◆ WHAT THIS TASK INVOLVES: Report the total number of lines that include the string "Enable", without any other text.

· · ·

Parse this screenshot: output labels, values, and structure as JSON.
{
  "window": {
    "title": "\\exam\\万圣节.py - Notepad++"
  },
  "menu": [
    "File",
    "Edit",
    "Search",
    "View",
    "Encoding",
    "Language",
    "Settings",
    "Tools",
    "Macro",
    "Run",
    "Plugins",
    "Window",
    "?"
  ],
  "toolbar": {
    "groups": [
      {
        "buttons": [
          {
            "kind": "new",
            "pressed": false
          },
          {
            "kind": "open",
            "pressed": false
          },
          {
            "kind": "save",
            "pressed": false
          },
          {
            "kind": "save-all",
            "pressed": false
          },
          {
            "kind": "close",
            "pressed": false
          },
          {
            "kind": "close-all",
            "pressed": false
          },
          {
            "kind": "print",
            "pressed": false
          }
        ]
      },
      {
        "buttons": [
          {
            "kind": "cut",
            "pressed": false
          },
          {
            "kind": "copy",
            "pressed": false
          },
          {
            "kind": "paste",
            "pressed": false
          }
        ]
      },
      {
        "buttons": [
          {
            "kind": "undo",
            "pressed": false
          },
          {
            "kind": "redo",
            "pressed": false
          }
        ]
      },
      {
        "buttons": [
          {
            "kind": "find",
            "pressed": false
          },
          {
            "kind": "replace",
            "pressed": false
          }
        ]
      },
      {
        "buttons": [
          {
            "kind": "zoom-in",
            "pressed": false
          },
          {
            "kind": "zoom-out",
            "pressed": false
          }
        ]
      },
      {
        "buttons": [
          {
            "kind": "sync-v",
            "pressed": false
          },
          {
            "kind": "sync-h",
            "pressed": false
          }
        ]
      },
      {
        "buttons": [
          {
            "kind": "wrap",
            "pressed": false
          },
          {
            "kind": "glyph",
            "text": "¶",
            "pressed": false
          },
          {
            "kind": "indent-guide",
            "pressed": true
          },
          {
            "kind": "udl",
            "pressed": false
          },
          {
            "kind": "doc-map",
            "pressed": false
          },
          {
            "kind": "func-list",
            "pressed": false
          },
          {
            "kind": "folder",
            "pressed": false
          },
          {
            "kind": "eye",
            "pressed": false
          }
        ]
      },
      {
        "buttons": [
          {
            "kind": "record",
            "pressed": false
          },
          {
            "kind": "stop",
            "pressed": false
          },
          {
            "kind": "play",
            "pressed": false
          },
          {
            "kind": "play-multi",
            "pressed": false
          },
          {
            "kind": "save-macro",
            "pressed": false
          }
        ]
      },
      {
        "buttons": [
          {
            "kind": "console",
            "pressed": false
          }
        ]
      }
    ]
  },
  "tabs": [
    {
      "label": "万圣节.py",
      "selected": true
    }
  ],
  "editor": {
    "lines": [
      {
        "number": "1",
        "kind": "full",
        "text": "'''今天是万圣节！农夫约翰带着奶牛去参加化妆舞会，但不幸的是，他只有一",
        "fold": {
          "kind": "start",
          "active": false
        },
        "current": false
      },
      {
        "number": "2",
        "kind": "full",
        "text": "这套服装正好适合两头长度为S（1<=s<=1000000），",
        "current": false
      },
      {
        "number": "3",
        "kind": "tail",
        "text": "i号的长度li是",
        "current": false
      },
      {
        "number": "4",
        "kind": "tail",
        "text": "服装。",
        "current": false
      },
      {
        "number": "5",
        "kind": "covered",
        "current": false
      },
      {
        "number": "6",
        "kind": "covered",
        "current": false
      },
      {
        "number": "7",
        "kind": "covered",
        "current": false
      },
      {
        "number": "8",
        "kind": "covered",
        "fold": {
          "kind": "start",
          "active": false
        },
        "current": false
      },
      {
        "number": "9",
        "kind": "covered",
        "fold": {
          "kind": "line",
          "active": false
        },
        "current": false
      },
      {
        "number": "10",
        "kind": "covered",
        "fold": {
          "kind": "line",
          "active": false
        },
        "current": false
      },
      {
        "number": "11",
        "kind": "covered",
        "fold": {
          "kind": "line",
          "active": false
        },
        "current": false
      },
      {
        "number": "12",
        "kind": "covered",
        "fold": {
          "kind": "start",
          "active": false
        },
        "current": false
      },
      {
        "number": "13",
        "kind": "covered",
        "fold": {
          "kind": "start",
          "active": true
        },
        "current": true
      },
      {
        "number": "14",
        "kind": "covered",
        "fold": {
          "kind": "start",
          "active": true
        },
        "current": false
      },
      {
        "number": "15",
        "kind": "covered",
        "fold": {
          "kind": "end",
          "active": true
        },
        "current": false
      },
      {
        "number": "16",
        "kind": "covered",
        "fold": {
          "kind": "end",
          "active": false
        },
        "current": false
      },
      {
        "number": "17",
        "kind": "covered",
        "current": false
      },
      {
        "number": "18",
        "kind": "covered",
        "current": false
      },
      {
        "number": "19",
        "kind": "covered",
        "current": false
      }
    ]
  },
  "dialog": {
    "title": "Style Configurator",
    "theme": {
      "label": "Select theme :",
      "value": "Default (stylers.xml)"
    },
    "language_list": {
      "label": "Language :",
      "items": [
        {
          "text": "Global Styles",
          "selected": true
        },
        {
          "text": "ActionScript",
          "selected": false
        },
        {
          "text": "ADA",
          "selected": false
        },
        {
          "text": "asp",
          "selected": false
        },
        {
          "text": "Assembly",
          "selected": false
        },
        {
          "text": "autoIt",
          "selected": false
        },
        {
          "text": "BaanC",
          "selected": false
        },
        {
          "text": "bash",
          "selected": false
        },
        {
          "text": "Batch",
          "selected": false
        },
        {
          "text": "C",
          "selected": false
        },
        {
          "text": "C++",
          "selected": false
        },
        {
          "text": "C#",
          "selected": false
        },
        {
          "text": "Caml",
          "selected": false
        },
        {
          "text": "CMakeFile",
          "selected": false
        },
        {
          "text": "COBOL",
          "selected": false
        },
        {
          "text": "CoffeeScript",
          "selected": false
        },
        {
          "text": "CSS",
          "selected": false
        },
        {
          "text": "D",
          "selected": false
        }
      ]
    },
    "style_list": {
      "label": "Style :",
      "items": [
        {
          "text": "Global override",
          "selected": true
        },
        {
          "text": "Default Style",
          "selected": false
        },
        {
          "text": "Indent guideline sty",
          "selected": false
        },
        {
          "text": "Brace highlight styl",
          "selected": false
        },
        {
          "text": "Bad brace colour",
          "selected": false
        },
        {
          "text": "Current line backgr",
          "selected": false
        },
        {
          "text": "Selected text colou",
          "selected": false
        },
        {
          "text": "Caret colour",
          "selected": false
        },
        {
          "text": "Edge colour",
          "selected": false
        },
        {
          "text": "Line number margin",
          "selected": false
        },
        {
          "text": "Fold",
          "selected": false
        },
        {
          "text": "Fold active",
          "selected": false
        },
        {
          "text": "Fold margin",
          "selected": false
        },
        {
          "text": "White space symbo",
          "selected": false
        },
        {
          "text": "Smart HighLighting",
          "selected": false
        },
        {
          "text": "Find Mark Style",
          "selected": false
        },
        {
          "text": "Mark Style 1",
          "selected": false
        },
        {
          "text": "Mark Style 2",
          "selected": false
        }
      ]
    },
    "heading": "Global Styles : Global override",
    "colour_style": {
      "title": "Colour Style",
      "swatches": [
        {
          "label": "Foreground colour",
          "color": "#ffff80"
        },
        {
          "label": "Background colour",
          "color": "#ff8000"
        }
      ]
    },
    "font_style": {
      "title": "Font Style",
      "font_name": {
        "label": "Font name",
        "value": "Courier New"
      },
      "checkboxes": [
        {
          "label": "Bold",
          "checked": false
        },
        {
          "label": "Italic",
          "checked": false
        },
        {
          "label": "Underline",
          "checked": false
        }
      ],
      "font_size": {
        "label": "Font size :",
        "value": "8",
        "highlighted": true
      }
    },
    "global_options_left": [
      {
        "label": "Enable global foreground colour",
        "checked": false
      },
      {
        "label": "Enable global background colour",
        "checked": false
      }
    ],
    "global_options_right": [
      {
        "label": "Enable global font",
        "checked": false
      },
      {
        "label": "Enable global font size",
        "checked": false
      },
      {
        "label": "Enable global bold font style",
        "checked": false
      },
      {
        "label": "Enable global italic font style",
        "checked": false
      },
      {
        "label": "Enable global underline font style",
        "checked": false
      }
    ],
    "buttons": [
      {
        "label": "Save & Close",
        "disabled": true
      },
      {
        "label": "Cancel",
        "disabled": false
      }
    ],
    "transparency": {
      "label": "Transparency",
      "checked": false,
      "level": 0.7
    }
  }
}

· · ·

◆ COMPLETE RESPONSE: 7